[STORED RECORDS start]

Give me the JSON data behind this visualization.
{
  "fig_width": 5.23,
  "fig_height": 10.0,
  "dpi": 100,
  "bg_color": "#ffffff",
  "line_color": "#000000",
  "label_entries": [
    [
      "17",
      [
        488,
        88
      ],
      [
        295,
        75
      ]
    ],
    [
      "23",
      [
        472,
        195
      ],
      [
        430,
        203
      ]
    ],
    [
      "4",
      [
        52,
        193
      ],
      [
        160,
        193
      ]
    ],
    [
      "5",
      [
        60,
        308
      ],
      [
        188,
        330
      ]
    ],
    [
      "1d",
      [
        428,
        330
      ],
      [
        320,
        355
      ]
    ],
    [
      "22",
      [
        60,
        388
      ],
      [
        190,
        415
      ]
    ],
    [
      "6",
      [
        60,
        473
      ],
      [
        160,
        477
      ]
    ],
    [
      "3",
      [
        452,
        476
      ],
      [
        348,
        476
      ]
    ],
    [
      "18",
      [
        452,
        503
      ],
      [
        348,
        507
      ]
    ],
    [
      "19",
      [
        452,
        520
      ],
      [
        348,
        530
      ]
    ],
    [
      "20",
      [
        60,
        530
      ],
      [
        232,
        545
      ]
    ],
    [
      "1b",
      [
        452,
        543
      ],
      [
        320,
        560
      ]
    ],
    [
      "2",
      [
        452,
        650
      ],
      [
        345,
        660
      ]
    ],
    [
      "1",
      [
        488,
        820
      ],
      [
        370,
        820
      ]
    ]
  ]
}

[STORED RECORDS end]

> _PROBLEM_
Repeat the listing in full, keeping every line exactly as it is.

> _COMPLETE RESPONSE_
Give me the JSON data behind this visualization.
{
  "fig_width": 5.23,
  "fig_height": 10.0,
  "dpi": 100,
  "bg_color": "#ffffff",
  "line_color": "#000000",
  "label_entries": [
    [
      "17",
      [
        488,
        88
      ],
      [
        295,
        75
      ]
    ],
    [
      "23",
      [
        472,
        195
      ],
      [
        430,
        203
      ]
    ],
    [
      "4",
      [
        52,
        193
      ],
      [
        160,
        193
      ]
    ],
    [
      "5",
      [
        60,
        308
      ],
      [
        188,
        330
      ]
    ],
    [
      "1d",
      [
        428,
        330
      ],
      [
        320,
        355
      ]
    ],
    [
      "22",
      [
        60,
        388
      ],
      [
        190,
        415
      ]
    ],
    [
      "6",
      [
        60,
        473
      ],
      [
        160,
        477
      ]
    ],
    [
      "3",
      [
        452,
        476
      ],
      [
        348,
        476
      ]
    ],
    [
      "18",
      [
        452,
        503
      ],
      [
        348,
        507
      ]
    ],
    [
      "19",
      [
        452,
        520
      ],
      [
        348,
        530
      ]
    ],
    [
      "20",
      [
        60,
        530
      ],
      [
        232,
        545
      ]
    ],
    [
      "1b",
      [
        452,
        543
      ],
      [
        320,
        560
      ]
    ],
    [
      "2",
      [
        452,
        650
      ],
      [
        345,
        660
      ]
    ],
    [
      "1",
      [
        488,
        820
      ],
      [
        370,
        820
      ]
    ]
  ]
}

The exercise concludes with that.